Records excerpted from a collection:
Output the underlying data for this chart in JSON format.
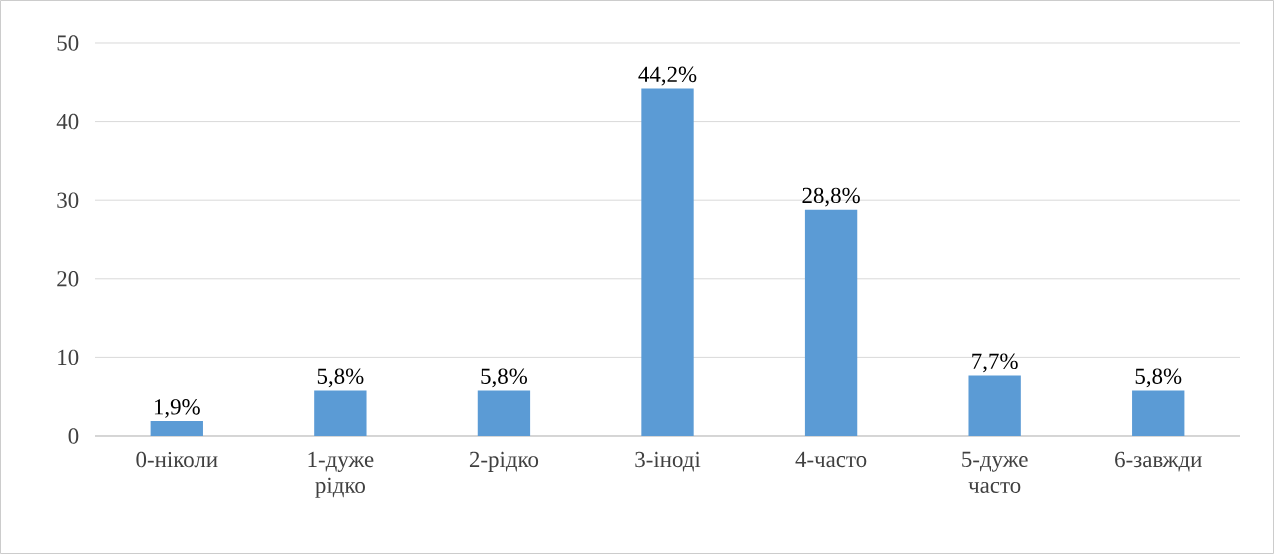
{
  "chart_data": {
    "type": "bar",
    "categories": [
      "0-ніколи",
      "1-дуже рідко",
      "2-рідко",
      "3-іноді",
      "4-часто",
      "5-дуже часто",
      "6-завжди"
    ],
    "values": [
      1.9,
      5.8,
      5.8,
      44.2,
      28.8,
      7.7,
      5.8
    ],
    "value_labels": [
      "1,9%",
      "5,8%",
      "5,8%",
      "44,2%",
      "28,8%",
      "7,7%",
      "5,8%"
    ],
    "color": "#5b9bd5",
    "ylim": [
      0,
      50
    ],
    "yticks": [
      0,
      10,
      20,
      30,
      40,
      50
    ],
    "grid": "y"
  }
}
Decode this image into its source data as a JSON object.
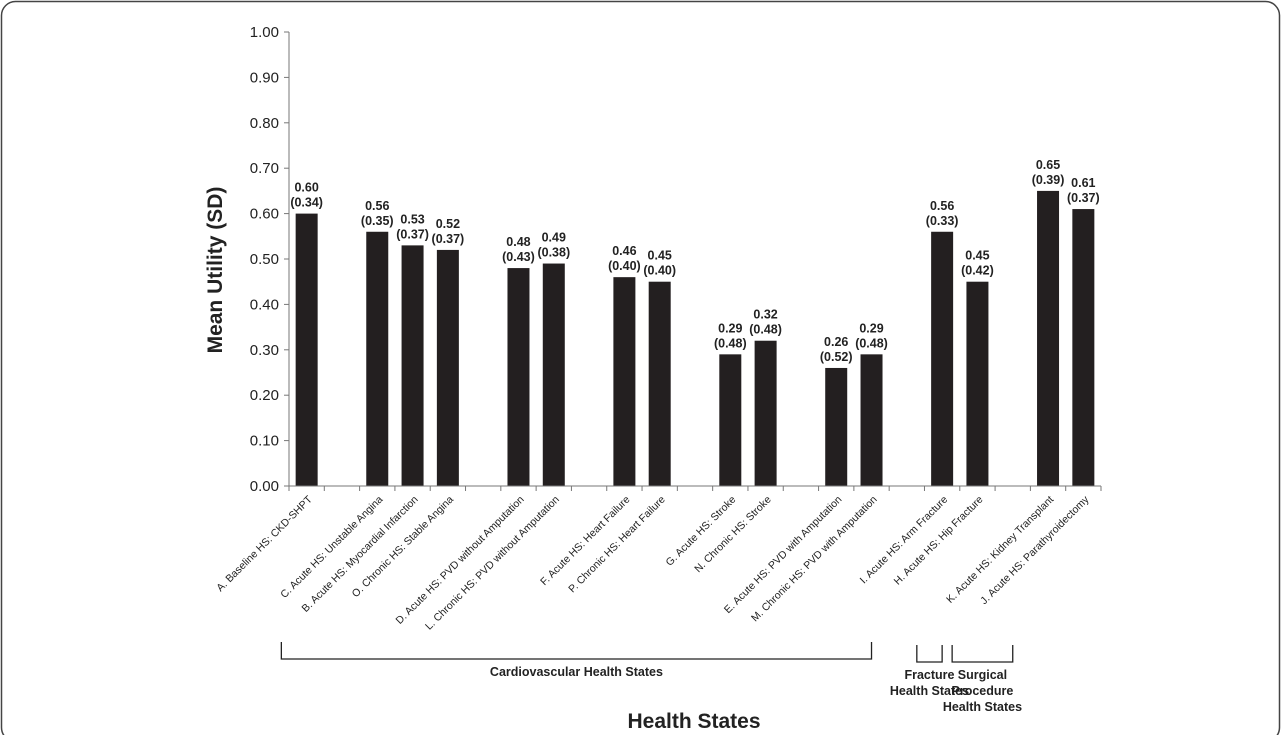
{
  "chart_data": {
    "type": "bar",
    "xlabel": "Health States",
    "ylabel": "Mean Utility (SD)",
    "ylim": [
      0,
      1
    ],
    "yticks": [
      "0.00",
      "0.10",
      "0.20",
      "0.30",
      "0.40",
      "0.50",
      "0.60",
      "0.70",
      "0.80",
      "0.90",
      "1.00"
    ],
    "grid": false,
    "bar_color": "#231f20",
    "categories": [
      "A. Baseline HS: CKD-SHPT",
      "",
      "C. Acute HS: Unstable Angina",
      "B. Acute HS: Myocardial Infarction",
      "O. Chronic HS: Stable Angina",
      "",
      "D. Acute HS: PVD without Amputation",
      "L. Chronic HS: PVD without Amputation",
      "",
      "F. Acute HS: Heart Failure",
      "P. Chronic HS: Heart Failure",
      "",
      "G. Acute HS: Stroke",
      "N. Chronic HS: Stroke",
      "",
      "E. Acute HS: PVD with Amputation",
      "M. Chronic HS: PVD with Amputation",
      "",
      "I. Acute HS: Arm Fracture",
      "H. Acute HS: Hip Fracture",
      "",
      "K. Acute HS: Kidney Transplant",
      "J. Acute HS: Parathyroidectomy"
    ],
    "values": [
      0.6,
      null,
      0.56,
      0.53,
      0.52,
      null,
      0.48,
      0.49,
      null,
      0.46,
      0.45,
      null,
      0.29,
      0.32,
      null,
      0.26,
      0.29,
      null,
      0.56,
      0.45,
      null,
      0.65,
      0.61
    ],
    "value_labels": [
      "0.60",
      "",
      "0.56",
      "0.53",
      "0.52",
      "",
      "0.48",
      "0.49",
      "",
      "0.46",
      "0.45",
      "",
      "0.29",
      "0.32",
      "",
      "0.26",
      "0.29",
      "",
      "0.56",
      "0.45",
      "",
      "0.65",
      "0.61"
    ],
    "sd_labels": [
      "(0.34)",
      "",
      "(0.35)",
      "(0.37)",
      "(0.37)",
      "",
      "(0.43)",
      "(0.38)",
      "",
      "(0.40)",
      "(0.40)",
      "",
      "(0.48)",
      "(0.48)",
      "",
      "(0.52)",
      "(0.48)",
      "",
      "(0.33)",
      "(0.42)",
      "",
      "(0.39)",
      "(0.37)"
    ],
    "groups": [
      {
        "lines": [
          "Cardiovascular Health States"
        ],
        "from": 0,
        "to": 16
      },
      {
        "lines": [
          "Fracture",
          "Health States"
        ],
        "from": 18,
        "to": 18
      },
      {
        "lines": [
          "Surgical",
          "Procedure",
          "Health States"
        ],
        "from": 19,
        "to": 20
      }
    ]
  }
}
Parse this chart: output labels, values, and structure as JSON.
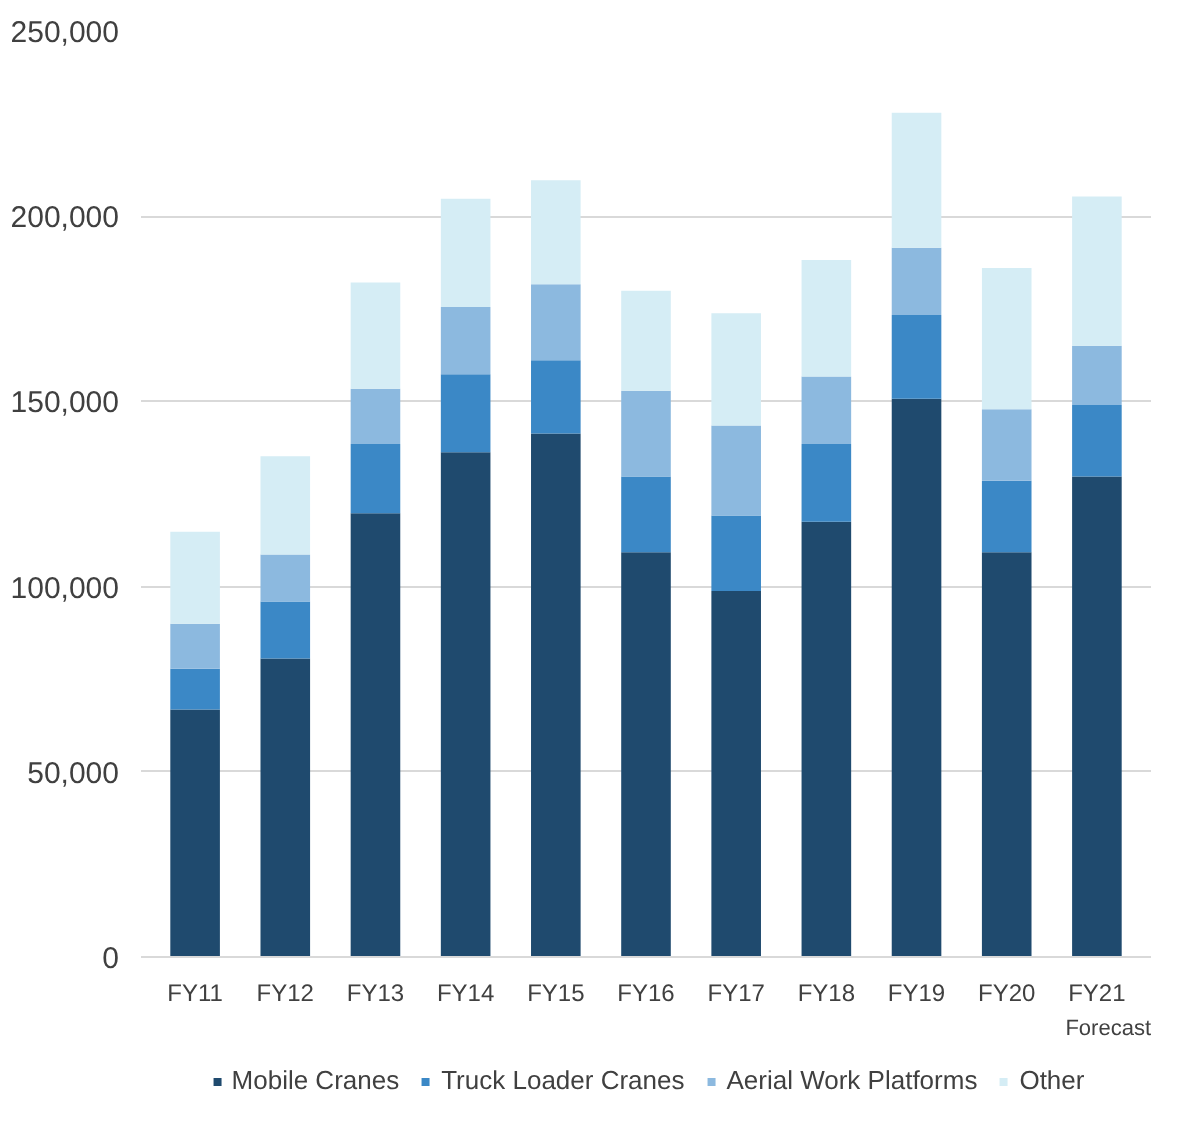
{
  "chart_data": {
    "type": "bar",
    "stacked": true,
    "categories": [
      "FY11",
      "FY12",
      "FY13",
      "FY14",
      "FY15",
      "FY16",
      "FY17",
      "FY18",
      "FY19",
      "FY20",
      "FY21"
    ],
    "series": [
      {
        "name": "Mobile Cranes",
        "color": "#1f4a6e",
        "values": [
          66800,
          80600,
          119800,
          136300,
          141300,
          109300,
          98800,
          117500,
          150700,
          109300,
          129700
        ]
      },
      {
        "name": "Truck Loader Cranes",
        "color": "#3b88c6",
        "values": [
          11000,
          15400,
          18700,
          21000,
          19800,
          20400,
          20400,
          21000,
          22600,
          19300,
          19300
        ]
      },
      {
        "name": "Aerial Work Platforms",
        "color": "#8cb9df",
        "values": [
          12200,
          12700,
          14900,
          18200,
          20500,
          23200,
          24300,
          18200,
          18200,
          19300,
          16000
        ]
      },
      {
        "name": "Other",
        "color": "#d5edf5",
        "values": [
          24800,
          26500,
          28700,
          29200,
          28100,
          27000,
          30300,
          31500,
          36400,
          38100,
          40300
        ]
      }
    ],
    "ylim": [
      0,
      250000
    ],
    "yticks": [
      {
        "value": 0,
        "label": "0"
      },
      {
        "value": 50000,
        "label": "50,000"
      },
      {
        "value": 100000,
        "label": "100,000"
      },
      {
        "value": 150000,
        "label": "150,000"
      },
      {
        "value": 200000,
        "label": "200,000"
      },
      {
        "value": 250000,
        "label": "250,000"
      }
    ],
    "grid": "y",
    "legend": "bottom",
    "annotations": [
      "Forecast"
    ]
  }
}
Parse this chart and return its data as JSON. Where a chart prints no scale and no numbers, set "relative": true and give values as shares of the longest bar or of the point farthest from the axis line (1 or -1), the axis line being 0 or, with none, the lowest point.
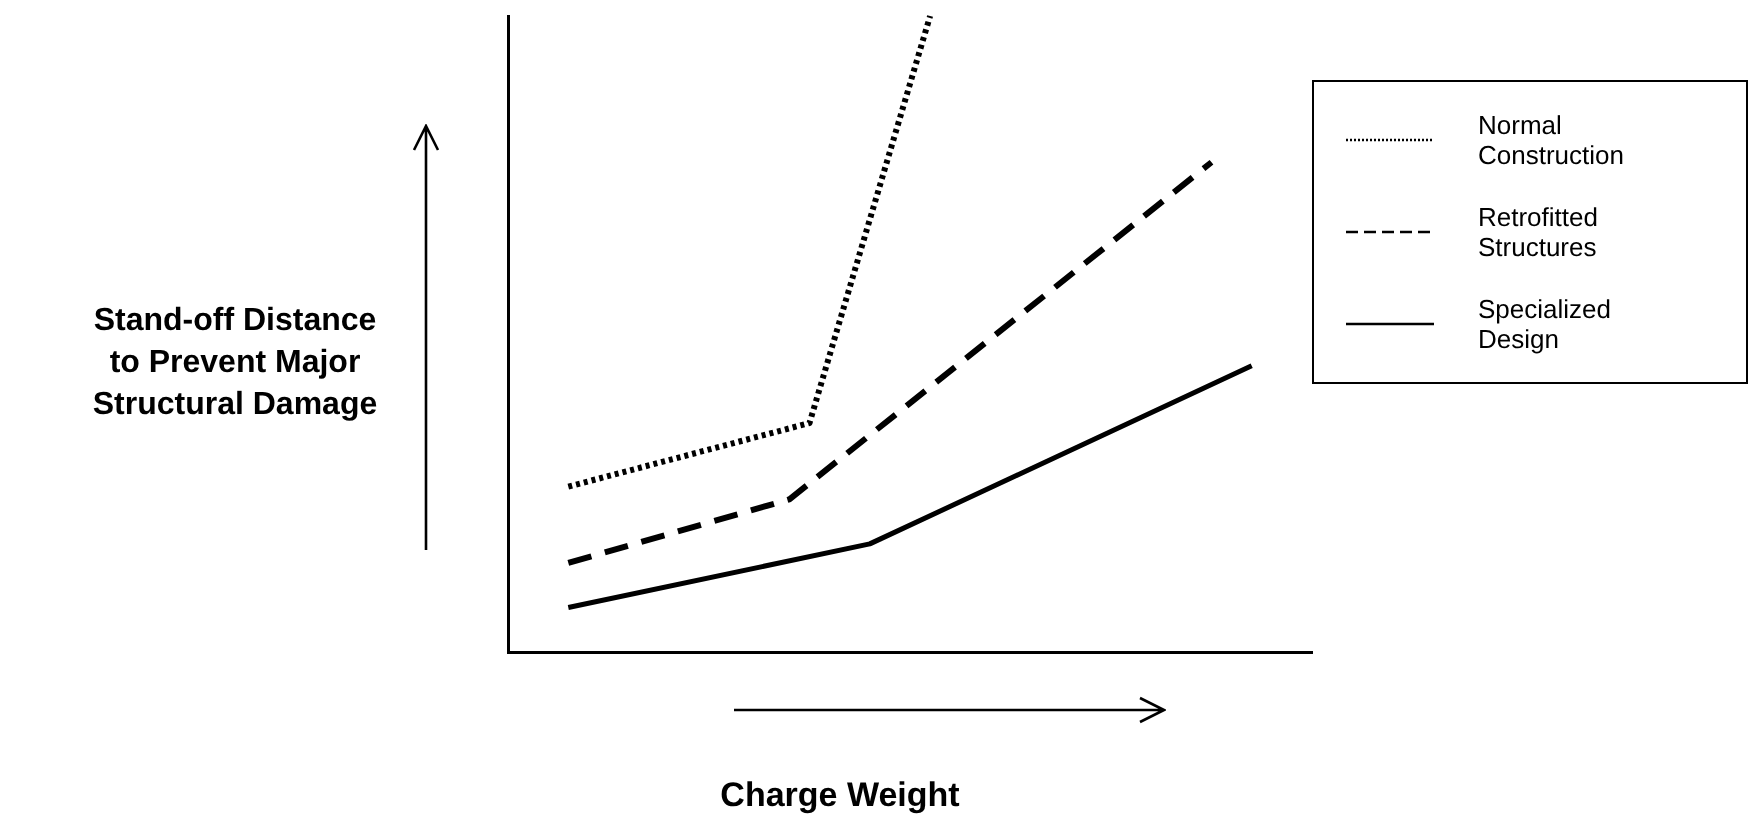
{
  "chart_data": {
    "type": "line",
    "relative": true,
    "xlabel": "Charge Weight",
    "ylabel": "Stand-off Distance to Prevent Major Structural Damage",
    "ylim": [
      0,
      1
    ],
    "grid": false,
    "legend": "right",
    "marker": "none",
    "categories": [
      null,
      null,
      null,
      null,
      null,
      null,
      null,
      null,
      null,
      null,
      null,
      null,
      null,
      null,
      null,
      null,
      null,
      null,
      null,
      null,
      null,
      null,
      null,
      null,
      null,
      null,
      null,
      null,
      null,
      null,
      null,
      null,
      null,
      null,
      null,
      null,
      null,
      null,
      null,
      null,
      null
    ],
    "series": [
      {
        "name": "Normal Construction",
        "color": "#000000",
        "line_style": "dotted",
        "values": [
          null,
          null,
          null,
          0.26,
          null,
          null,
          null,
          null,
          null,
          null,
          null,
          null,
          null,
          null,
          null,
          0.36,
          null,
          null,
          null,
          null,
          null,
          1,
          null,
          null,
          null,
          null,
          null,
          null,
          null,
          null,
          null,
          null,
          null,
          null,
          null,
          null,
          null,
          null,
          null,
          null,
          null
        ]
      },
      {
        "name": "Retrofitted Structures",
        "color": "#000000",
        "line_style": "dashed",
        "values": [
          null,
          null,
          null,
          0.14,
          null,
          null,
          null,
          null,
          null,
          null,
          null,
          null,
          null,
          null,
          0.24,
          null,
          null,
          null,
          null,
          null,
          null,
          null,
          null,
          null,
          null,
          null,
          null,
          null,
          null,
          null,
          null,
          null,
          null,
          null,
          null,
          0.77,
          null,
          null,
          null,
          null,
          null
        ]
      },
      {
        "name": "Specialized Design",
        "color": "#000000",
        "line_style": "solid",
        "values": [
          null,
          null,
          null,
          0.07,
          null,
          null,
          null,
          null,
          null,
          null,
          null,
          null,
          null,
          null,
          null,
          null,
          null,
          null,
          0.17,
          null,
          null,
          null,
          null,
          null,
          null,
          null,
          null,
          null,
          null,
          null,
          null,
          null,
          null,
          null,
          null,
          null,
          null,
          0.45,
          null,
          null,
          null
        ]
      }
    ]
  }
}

_What you are asked to do_. From the listing above, report the number of lines containing the string "true", without any accompanying remarks.

_Response below_. 3